--- Start ---

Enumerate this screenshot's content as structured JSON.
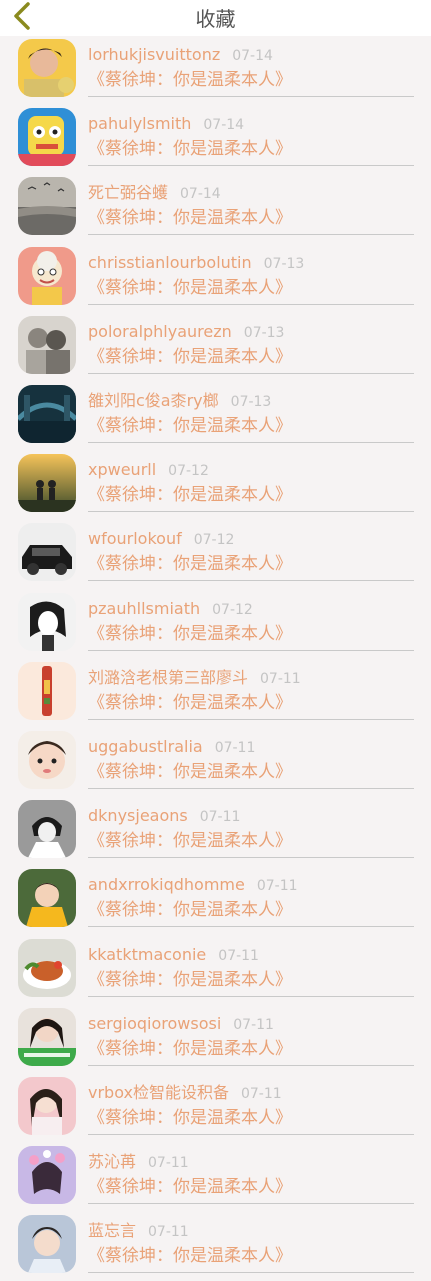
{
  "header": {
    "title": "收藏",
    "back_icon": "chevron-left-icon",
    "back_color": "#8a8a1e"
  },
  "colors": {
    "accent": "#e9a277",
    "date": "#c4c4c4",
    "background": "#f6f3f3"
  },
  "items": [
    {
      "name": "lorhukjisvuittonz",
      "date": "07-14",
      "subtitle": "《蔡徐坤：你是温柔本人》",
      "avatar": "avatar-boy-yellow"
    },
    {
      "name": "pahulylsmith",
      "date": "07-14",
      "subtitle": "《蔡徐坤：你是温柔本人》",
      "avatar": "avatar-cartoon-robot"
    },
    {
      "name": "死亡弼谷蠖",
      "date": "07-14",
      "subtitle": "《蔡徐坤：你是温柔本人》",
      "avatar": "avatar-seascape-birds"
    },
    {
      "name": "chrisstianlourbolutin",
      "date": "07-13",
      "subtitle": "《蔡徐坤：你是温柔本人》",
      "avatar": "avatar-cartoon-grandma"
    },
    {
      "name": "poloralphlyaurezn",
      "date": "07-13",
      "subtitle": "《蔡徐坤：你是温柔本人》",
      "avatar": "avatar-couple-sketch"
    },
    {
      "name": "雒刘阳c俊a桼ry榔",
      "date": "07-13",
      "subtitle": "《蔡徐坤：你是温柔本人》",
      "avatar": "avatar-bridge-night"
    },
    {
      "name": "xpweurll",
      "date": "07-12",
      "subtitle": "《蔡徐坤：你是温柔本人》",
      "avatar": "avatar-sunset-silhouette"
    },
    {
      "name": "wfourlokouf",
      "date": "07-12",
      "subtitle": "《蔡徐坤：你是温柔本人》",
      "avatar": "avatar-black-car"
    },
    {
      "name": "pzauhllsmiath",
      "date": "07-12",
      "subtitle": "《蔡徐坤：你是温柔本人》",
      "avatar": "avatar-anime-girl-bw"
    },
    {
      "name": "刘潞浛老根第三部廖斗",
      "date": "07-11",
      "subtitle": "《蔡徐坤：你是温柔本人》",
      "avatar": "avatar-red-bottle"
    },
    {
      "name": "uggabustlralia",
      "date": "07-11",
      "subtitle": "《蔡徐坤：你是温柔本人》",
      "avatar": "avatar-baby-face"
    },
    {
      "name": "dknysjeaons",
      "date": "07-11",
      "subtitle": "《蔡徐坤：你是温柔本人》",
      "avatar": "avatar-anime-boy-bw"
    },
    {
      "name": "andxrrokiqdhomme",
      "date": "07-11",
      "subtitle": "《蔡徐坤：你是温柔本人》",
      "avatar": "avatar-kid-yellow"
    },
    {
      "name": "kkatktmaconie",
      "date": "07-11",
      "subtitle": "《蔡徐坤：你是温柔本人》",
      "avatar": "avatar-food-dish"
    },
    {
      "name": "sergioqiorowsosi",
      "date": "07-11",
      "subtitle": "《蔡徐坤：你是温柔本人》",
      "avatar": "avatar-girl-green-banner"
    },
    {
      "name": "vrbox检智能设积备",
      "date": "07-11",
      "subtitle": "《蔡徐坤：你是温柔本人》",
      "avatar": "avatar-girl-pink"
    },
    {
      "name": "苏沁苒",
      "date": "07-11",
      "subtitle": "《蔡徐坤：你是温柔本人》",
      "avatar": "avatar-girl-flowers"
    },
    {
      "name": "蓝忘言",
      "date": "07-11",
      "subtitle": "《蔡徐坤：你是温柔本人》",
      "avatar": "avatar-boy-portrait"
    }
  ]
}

--- End ---
--- Start ---

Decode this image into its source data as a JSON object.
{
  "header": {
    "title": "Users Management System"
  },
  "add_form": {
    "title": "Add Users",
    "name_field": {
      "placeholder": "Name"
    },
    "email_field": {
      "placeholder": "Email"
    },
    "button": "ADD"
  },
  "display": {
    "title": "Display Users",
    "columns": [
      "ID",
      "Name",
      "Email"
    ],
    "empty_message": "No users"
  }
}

--- End ---

Exercise brief: Identify all lines in the records above with the word "girl".

Complete answer:
      "avatar": "avatar-anime-girl-bw"
      "avatar": "avatar-girl-green-banner"
      "avatar": "avatar-girl-pink"
      "avatar": "avatar-girl-flowers"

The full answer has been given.